SUPPLIED RECORDS –
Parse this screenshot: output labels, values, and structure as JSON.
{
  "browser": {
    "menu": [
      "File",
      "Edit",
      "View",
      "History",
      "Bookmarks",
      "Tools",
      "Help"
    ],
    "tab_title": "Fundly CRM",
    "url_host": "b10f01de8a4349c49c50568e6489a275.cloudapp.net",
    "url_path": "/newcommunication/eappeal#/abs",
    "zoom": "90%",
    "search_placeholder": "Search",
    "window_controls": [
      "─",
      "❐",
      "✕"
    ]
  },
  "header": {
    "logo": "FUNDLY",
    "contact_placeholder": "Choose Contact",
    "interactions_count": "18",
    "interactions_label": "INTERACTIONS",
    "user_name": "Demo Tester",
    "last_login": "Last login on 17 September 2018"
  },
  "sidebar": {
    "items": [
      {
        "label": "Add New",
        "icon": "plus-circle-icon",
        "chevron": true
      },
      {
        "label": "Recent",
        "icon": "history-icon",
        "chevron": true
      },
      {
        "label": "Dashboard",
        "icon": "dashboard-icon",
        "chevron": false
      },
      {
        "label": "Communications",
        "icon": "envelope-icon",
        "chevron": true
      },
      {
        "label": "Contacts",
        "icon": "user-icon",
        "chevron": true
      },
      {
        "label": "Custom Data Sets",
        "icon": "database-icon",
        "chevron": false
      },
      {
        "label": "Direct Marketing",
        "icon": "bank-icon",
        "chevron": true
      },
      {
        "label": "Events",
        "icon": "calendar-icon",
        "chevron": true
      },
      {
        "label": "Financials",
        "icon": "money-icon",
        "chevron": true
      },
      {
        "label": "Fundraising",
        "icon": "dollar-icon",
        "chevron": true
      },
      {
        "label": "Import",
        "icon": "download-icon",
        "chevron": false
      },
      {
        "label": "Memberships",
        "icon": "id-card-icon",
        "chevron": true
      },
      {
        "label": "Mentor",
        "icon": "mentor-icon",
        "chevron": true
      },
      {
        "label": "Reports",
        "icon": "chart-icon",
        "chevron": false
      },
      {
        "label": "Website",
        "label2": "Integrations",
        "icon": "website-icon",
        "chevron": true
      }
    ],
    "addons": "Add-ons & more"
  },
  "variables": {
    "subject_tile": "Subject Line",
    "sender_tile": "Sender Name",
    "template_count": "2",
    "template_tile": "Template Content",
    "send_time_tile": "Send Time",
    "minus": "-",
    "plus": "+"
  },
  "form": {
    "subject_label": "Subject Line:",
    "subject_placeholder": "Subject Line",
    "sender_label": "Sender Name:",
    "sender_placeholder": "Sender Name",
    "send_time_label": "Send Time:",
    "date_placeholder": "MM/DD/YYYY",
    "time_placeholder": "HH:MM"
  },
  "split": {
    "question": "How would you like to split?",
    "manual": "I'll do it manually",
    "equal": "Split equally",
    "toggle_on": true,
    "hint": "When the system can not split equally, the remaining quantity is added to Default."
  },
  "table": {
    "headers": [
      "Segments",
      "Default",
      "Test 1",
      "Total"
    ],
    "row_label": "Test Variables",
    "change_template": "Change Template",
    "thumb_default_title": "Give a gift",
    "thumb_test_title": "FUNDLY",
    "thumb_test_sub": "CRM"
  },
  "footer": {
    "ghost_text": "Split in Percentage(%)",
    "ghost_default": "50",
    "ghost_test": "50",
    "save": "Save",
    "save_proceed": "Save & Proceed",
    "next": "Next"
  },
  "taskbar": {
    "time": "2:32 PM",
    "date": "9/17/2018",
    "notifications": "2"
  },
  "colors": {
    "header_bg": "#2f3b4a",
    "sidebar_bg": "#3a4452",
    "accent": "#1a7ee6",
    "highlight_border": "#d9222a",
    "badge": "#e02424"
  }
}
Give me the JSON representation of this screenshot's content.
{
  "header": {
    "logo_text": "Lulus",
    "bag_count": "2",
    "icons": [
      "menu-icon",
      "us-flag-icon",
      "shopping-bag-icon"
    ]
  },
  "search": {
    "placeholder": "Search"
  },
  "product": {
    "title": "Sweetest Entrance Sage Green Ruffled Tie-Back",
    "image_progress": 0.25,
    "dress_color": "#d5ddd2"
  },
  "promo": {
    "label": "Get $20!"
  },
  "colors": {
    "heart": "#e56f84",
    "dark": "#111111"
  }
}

WRITTEN EXERCISE – Search the entries for the string "JSON" and collect each line that has it.

WRITTEN SOLUTION –
Parse this screenshot: output labels, values, and structure as JSON.
Give me the JSON representation of this screenshot's content.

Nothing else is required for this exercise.